**EXERCISE**. In the economics answer text, what does the "long-run" in production refer to?
--- PAGE TEXT Enclosed Below ---
In the short run, equilibrium income occurs when aggregate demand (AD) equals aggregate supply (AS). This means that the total quantity of goods and services demanded in the economy is equal to the total quantity of goods and services produced at a certain level of income. The equilibrium level of income is where the AD curve intersects the AS curve.


Diagram Explanation:

The AD curve slopes downward, while the AS curve is upward sloping in the short run. The intersection of the two curves determines the equilibrium income.
Quick Tip: Equilibrium income in the short run is determined where the aggregate demand equals aggregate supply.


Question 26:

What do you mean by ‘long-run’ in production? Explain the laws of returns to scale.

Correct Answer:
View Solution



The 'long-run' in production refers to a time period in which all factors of production can be varied, unlike the short-run where only some factors are fixed. In the long run, firms can adjust their scale of operations and production capacity.


Laws of Returns to Scale:

Increasing Returns to Scale: When output increases by a larger proportion than the increase in inputs.
Constant Returns to Scale: When output increases in the same proportion as the increase in inputs.
Decreasing Returns to Scale: When output increases by a smaller proportion than the increase in inputs.


Diagram Explanation:

A graph showing increasing, constant, and decreasing returns to scale can be used to illustrate this.
Quick Tip: In the long run, firms can adjust all inputs, and the laws of returns to scale describe how output changes with proportionate changes in all inputs.


OR
Question 26:

Describe the items of Revenue Budget and Capital Budget of the Government.

Correct Answer:
View Solution



Revenue Budget:
The revenue budget consists of the government’s income and expenditure on regular operations.

Revenue Receipts: Taxes (direct and indirect), non-tax revenues, grants, etc.
Revenue Expenditure: Salaries, interest payments, subsidies, pensions, and defense expenses.


Capital Budget:
The capital budget relates to long-term investments and financial activities.

Capital Receipts: Loans, borrowings, disinvestment, recovery of loans.
Capital Expenditure: Infrastructure development, machinery, long-term projects, and loan repayments. Quick Tip: The revenue budget deals with day-to-day operations, while the capital budget is concerned with long-term investments and borrowings.


Question 27:

Describe the types of price elasticity of demand and the factors affecting elasticity of demand.

Correct Answer:
View Solution



Types of Price Elasticity of Demand:

Perfectly Elastic Demand: A small change in price causes an infinite change in demand (horizontal demand curve).
Elastic Demand: Percentage change in demand is greater than percentage change in price.
Unitary Elastic Demand: Percentage change in demand is equal to percentage change in price.
Inelastic Demand: Percentage change in demand is less than percentage change in price.
Perfectly Inelastic Demand: Demand does not change despite a change in price (vertical demand curve).


Factors Affecting Elasticity of Demand:

Availability of Substitutes: More substitutes make demand more elastic.
--- End of Enclosed PAGE TEXT ---
--- DATA SHOWN Enclosed Below ---
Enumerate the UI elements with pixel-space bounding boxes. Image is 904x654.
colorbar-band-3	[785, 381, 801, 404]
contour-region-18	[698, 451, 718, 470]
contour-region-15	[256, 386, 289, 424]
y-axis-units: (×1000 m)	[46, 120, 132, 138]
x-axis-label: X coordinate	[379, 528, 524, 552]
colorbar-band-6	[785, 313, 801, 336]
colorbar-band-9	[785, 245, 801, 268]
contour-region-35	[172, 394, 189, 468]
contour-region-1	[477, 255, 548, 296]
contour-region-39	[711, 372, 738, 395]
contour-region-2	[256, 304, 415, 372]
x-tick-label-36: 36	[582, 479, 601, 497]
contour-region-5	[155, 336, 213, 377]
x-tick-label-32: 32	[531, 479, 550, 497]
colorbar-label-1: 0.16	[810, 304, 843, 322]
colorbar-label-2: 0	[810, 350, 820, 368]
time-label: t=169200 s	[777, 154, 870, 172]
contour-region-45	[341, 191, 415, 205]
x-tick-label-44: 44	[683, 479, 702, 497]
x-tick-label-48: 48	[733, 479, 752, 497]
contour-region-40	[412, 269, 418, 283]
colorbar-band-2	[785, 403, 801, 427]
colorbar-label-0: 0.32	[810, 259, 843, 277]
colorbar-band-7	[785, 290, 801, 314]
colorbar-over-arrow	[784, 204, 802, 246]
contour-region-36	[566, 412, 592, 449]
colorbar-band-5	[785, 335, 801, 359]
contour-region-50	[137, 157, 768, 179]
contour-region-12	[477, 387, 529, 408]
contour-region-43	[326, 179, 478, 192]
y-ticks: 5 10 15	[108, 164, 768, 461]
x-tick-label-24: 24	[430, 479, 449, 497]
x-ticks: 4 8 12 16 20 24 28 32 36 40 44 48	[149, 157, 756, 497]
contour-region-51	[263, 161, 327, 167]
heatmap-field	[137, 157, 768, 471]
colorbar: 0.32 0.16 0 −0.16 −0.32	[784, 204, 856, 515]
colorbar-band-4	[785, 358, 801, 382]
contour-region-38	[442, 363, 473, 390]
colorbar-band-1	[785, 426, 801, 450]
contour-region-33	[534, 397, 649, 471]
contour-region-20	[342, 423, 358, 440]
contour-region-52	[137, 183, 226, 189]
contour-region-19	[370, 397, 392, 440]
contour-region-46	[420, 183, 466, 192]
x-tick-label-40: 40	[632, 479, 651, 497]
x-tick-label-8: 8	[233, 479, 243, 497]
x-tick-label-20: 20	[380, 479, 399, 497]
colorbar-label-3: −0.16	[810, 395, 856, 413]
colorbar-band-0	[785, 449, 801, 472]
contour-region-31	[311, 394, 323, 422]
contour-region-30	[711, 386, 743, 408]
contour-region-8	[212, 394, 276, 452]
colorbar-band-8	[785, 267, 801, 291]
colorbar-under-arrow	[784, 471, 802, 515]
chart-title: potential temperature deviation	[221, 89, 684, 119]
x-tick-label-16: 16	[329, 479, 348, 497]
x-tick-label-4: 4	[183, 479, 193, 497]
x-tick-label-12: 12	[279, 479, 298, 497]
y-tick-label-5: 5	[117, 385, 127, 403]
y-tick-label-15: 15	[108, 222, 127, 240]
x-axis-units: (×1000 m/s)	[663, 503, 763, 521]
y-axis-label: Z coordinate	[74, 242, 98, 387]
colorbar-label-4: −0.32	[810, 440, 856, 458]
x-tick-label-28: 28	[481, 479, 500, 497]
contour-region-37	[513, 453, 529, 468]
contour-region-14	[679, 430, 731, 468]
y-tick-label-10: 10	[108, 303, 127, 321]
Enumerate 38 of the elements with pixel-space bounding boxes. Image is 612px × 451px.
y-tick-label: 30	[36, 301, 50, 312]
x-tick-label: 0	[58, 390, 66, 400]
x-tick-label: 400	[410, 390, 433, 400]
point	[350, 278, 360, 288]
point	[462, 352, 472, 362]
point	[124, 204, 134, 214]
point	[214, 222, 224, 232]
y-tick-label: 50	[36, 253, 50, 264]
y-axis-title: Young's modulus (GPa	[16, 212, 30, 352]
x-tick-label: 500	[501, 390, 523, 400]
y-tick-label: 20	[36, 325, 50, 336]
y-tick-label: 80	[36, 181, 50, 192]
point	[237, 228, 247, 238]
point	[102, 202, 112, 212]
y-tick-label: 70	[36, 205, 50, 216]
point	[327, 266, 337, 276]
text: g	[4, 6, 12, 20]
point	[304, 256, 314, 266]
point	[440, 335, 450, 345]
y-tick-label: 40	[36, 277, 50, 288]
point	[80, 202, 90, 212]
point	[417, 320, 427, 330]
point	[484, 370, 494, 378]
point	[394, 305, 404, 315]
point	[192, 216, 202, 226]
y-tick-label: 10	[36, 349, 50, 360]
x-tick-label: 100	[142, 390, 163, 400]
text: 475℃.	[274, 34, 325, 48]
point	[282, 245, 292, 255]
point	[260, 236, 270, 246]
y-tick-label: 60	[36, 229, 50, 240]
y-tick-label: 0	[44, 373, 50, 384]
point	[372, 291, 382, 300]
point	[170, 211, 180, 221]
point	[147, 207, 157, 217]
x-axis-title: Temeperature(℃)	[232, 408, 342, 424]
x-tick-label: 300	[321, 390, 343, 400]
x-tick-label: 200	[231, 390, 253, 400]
--- End of Enclosed DATA SHOWN ---
**TASK RESPONSE**. A time period in which all factors of production can be varied.